--- START Extracted data ---
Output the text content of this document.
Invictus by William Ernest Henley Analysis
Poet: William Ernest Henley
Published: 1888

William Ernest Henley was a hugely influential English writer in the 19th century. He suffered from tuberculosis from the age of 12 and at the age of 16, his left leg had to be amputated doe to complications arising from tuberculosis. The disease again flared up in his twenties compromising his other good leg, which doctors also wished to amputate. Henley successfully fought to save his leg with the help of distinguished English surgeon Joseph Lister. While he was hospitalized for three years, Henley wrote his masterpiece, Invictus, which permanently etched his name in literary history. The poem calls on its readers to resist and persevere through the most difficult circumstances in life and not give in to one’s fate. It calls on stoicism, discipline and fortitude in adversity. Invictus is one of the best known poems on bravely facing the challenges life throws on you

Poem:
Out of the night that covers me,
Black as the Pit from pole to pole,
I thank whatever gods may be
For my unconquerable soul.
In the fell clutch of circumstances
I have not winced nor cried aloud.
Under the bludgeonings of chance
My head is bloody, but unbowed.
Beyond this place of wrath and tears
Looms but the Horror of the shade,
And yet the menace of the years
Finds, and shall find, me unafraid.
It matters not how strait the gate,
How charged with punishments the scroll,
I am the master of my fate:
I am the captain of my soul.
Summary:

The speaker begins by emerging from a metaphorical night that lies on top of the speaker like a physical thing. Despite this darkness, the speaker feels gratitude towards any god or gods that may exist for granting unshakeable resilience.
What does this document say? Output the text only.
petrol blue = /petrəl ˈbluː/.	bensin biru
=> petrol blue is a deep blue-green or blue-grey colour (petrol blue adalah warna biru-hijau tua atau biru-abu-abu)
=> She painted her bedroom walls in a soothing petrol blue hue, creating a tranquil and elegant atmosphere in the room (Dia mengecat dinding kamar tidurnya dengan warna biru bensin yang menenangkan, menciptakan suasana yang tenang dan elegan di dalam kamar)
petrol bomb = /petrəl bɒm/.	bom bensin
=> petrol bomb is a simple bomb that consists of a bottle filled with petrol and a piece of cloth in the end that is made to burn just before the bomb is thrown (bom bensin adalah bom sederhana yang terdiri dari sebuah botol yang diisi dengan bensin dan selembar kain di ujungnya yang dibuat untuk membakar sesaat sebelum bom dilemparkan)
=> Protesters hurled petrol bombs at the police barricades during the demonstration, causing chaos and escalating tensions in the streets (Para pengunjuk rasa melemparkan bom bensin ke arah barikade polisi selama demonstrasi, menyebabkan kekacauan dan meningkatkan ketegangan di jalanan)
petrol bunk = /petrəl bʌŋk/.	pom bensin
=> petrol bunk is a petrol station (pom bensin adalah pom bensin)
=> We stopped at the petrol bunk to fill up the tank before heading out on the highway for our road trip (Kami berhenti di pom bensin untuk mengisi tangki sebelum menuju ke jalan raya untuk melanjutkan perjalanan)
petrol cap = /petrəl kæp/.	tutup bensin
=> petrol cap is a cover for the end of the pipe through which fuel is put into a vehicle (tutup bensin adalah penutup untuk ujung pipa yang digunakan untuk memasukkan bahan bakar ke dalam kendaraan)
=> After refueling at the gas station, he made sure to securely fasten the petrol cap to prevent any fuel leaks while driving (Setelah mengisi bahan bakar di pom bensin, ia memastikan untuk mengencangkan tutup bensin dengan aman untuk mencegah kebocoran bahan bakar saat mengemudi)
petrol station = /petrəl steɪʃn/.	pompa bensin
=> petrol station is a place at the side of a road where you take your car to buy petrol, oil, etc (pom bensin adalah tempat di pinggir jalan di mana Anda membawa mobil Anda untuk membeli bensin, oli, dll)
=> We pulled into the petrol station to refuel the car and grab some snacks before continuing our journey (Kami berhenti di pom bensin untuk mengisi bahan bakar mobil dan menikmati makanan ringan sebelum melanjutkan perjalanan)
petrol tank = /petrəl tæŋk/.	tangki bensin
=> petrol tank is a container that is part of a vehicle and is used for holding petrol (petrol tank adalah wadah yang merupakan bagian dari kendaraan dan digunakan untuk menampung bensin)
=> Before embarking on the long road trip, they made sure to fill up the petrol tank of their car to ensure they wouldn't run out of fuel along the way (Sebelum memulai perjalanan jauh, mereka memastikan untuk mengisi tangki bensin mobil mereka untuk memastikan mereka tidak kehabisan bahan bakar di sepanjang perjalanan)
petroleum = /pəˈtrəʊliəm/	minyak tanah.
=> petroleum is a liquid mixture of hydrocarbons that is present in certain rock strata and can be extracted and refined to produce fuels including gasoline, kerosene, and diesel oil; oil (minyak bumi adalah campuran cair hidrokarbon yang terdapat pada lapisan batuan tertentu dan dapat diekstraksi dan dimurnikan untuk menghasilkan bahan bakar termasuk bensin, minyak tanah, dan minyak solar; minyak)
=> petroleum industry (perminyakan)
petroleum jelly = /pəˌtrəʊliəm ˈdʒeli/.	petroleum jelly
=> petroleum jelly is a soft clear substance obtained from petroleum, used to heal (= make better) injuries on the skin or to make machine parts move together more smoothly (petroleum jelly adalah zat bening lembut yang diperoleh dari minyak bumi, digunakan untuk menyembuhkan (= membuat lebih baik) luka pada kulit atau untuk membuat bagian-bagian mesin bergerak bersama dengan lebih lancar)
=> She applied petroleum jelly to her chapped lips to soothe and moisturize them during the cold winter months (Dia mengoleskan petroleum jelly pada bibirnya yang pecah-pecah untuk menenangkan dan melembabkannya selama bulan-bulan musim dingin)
--- END Extracted data ---
## Work to be completed:
Copy out each record exactly as given, omitting none.

## Result of the task:
Output the text content of this document.
Invictus by William Ernest Henley Analysis
Poet: William Ernest Henley
Published: 1888

William Ernest Henley was a hugely influential English writer in the 19th century. He suffered from tuberculosis from the age of 12 and at the age of 16, his left leg had to be amputated doe to complications arising from tuberculosis. The disease again flared up in his twenties compromising his other good leg, which doctors also wished to amputate. Henley successfully fought to save his leg with the help of distinguished English surgeon Joseph Lister. While he was hospitalized for three years, Henley wrote his masterpiece, Invictus, which permanently etched his name in literary history. The poem calls on its readers to resist and persevere through the most difficult circumstances in life and not give in to one’s fate. It calls on stoicism, discipline and fortitude in adversity. Invictus is one of the best known poems on bravely facing the challenges life throws on you

Poem:
Out of the night that covers me,
Black as the Pit from pole to pole,
I thank whatever gods may be
For my unconquerable soul.
In the fell clutch of circumstances
I have not winced nor cried aloud.
Under the bludgeonings of chance
My head is bloody, but unbowed.
Beyond this place of wrath and tears
Looms but the Horror of the shade,
And yet the menace of the years
Finds, and shall find, me unafraid.
It matters not how strait the gate,
How charged with punishments the scroll,
I am the master of my fate:
I am the captain of my soul.
Summary:

The speaker begins by emerging from a metaphorical night that lies on top of the speaker like a physical thing. Despite this darkness, the speaker feels gratitude towards any god or gods that may exist for granting unshakeable resilience.
What does this document say? Output the text only.
petrol blue = /petrəl ˈbluː/.	bensin biru
=> petrol blue is a deep blue-green or blue-grey colour (petrol blue adalah warna biru-hijau tua atau biru-abu-abu)
=> She painted her bedroom walls in a soothing petrol blue hue, creating a tranquil and elegant atmosphere in the room (Dia mengecat dinding kamar tidurnya dengan warna biru bensin yang menenangkan, menciptakan suasana yang tenang dan elegan di dalam kamar)
petrol bomb = /petrəl bɒm/.	bom bensin
=> petrol bomb is a simple bomb that consists of a bottle filled with petrol and a piece of cloth in the end that is made to burn just before the bomb is thrown (bom bensin adalah bom sederhana yang terdiri dari sebuah botol yang diisi dengan bensin dan selembar kain di ujungnya yang dibuat untuk membakar sesaat sebelum bom dilemparkan)
=> Protesters hurled petrol bombs at the police barricades during the demonstration, causing chaos and escalating tensions in the streets (Para pengunjuk rasa melemparkan bom bensin ke arah barikade polisi selama demonstrasi, menyebabkan kekacauan dan meningkatkan ketegangan di jalanan)
petrol bunk = /petrəl bʌŋk/.	pom bensin
=> petrol bunk is a petrol station (pom bensin adalah pom bensin)
=> We stopped at the petrol bunk to fill up the tank before heading out on the highway for our road trip (Kami berhenti di pom bensin untuk mengisi tangki sebelum menuju ke jalan raya untuk melanjutkan perjalanan)
petrol cap = /petrəl kæp/.	tutup bensin
=> petrol cap is a cover for the end of the pipe through which fuel is put into a vehicle (tutup bensin adalah penutup untuk ujung pipa yang digunakan untuk memasukkan bahan bakar ke dalam kendaraan)
=> After refueling at the gas station, he made sure to securely fasten the petrol cap to prevent any fuel leaks while driving (Setelah mengisi bahan bakar di pom bensin, ia memastikan untuk mengencangkan tutup bensin dengan aman untuk mencegah kebocoran bahan bakar saat mengemudi)
petrol station = /petrəl steɪʃn/.	pompa bensin
=> petrol station is a place at the side of a road where you take your car to buy petrol, oil, etc (pom bensin adalah tempat di pinggir jalan di mana Anda membawa mobil Anda untuk membeli bensin, oli, dll)
=> We pulled into the petrol station to refuel the car and grab some snacks before continuing our journey (Kami berhenti di pom bensin untuk mengisi bahan bakar mobil dan menikmati makanan ringan sebelum melanjutkan perjalanan)
petrol tank = /petrəl tæŋk/.	tangki bensin
=> petrol tank is a container that is part of a vehicle and is used for holding petrol (petrol tank adalah wadah yang merupakan bagian dari kendaraan dan digunakan untuk menampung bensin)
=> Before embarking on the long road trip, they made sure to fill up the petrol tank of their car to ensure they wouldn't run out of fuel along the way (Sebelum memulai perjalanan jauh, mereka memastikan untuk mengisi tangki bensin mobil mereka untuk memastikan mereka tidak kehabisan bahan bakar di sepanjang perjalanan)
petroleum = /pəˈtrəʊliəm/	minyak tanah.
=> petroleum is a liquid mixture of hydrocarbons that is present in certain rock strata and can be extracted and refined to produce fuels including gasoline, kerosene, and diesel oil; oil (minyak bumi adalah campuran cair hidrokarbon yang terdapat pada lapisan batuan tertentu dan dapat diekstraksi dan dimurnikan untuk menghasilkan bahan bakar termasuk bensin, minyak tanah, dan minyak solar; minyak)
=> petroleum industry (perminyakan)
petroleum jelly = /pəˌtrəʊliəm ˈdʒeli/.	petroleum jelly
=> petroleum jelly is a soft clear substance obtained from petroleum, used to heal (= make better) injuries on the skin or to make machine parts move together more smoothly (petroleum jelly adalah zat bening lembut yang diperoleh dari minyak bumi, digunakan untuk menyembuhkan (= membuat lebih baik) luka pada kulit atau untuk membuat bagian-bagian mesin bergerak bersama dengan lebih lancar)
=> She applied petroleum jelly to her chapped lips to soothe and moisturize them during the cold winter months (Dia mengoleskan petroleum jelly pada bibirnya yang pecah-pecah untuk menenangkan dan melembabkannya selama bulan-bulan musim dingin)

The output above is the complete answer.